* _What this task involves_:
Report the count of lines where the string "koma" appears, and nothing else.

>>>

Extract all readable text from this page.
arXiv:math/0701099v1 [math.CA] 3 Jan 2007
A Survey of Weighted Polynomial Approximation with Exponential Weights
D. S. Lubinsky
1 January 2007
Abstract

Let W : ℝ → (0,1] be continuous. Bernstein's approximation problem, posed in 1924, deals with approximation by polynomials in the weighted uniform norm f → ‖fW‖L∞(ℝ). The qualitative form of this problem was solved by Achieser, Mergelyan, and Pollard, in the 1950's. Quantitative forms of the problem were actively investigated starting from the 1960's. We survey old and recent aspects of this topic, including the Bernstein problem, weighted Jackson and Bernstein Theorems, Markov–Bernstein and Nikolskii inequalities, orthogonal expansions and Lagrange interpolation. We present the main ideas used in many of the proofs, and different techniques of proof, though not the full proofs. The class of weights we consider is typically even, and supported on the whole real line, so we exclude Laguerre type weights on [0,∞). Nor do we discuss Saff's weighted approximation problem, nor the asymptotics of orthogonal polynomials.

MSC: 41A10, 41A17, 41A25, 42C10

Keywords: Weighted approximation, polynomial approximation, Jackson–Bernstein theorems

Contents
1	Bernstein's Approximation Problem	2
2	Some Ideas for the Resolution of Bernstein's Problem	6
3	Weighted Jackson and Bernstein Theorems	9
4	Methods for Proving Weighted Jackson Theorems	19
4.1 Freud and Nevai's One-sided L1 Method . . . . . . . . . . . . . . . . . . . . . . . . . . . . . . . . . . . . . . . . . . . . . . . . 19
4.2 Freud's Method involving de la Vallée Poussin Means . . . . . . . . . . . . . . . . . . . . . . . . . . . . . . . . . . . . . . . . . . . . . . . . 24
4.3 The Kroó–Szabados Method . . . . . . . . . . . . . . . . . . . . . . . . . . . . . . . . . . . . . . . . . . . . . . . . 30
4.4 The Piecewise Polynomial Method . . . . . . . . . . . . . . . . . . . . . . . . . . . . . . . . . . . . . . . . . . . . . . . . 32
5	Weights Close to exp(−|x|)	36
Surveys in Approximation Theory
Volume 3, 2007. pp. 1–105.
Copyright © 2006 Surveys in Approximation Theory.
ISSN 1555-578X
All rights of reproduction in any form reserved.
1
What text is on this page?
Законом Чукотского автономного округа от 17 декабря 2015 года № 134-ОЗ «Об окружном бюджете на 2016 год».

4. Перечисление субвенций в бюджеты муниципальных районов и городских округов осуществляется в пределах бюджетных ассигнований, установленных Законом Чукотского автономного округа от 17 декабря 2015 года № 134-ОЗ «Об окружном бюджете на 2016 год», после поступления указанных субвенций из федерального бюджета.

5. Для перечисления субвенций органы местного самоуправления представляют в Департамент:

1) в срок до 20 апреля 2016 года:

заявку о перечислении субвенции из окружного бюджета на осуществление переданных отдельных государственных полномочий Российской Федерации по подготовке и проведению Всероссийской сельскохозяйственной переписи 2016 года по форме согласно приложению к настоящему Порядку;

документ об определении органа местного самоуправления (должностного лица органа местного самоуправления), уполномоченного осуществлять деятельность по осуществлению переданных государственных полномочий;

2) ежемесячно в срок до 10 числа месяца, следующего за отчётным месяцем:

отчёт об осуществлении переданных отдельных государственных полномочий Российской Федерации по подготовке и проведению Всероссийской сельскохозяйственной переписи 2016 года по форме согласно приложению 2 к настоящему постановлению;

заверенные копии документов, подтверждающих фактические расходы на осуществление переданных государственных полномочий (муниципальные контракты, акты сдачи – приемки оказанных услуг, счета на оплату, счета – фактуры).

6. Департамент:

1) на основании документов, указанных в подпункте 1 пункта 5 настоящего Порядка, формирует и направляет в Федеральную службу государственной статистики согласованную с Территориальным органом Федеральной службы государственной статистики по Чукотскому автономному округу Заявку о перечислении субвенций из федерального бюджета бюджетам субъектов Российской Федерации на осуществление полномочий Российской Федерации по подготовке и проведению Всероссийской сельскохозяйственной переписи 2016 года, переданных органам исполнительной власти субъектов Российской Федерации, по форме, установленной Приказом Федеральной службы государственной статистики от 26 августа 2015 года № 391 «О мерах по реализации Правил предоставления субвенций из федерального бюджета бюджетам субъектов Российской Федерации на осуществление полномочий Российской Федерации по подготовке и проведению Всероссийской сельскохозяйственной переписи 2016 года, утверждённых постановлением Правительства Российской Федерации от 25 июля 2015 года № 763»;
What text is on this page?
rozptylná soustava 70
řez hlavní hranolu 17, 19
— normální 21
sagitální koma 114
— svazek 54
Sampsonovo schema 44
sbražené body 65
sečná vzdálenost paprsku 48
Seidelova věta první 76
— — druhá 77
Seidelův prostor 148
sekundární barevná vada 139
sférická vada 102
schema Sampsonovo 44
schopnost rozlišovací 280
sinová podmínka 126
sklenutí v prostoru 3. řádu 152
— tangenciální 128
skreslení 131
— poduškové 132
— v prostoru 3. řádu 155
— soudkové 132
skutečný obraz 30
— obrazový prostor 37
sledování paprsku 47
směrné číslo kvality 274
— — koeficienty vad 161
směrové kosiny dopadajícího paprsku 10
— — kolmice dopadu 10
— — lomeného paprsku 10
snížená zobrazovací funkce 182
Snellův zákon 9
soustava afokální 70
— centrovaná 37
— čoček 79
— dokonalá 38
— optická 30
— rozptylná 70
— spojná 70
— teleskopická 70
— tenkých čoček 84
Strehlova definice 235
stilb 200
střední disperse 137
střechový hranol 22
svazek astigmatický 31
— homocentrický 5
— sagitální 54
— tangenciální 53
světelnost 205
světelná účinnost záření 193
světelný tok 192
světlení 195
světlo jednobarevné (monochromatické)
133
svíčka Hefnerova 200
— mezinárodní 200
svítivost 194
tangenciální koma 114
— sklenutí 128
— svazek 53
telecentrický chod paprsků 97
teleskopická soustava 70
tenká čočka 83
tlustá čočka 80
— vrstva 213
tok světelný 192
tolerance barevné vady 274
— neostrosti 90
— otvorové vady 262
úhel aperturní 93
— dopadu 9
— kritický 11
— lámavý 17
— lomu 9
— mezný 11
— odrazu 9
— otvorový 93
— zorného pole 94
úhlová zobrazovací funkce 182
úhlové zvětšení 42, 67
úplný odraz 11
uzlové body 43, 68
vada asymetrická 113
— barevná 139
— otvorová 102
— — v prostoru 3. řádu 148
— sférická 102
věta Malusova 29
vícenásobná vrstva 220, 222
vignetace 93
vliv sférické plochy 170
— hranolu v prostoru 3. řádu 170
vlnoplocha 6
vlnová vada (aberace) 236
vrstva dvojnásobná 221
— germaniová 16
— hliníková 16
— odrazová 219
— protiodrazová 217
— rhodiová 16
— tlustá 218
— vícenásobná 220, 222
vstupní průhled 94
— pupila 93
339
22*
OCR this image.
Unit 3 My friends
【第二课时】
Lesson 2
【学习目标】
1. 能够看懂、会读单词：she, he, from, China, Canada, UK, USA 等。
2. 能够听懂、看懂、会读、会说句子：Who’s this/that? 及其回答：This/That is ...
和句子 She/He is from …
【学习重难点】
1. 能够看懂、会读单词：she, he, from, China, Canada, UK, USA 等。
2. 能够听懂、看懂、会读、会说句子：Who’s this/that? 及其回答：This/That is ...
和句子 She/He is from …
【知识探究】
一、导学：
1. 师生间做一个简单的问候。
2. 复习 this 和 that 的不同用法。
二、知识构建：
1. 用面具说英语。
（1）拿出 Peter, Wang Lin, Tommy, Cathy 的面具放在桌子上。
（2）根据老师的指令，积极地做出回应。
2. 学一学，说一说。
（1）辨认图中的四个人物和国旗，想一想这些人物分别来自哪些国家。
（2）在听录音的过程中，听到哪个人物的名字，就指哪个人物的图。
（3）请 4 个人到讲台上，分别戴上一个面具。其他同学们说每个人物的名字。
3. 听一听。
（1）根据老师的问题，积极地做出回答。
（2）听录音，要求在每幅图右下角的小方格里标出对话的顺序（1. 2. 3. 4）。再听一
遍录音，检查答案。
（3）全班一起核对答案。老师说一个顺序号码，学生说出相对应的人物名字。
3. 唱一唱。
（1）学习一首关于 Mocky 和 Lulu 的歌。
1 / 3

<<<

* _The output_:
2